▸ The request
Your task is to extract every line from the material below exactly.

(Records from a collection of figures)
* * * *

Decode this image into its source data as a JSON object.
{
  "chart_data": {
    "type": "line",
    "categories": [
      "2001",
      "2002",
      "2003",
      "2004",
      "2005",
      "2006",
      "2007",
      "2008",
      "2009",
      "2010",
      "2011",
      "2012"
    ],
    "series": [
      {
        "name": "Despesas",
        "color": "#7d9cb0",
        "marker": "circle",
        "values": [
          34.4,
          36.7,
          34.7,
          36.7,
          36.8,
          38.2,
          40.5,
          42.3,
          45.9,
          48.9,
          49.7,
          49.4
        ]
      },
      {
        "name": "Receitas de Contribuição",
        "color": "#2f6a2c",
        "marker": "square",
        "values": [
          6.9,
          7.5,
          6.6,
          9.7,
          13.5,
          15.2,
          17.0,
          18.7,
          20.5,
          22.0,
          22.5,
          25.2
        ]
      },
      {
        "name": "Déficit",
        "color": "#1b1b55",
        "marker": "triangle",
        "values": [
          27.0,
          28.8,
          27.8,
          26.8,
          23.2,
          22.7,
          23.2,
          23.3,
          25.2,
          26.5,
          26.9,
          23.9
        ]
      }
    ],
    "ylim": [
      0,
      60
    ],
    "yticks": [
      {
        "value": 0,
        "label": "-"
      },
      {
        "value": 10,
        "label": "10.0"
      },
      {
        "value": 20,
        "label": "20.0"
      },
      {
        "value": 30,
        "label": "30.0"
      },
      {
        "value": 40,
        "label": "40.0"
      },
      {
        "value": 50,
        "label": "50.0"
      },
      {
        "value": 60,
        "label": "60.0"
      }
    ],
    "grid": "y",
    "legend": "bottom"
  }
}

* * * *

▸ Solution
Decode this image into its source data as a JSON object.
{
  "chart_data": {
    "type": "line",
    "categories": [
      "2001",
      "2002",
      "2003",
      "2004",
      "2005",
      "2006",
      "2007",
      "2008",
      "2009",
      "2010",
      "2011",
      "2012"
    ],
    "series": [
      {
        "name": "Despesas",
        "color": "#7d9cb0",
        "marker": "circle",
        "values": [
          34.4,
          36.7,
          34.7,
          36.7,
          36.8,
          38.2,
          40.5,
          42.3,
          45.9,
          48.9,
          49.7,
          49.4
        ]
      },
      {
        "name": "Receitas de Contribuição",
        "color": "#2f6a2c",
        "marker": "square",
        "values": [
          6.9,
          7.5,
          6.6,
          9.7,
          13.5,
          15.2,
          17.0,
          18.7,
          20.5,
          22.0,
          22.5,
          25.2
        ]
      },
      {
        "name": "Déficit",
        "color": "#1b1b55",
        "marker": "triangle",
        "values": [
          27.0,
          28.8,
          27.8,
          26.8,
          23.2,
          22.7,
          23.2,
          23.3,
          25.2,
          26.5,
          26.9,
          23.9
        ]
      }
    ],
    "ylim": [
      0,
      60
    ],
    "yticks": [
      {
        "value": 0,
        "label": "-"
      },
      {
        "value": 10,
        "label": "10.0"
      },
      {
        "value": 20,
        "label": "20.0"
      },
      {
        "value": 30,
        "label": "30.0"
      },
      {
        "value": 40,
        "label": "40.0"
      },
      {
        "value": 50,
        "label": "50.0"
      },
      {
        "value": 60,
        "label": "60.0"
      }
    ],
    "grid": "y",
    "legend": "bottom"
  }
}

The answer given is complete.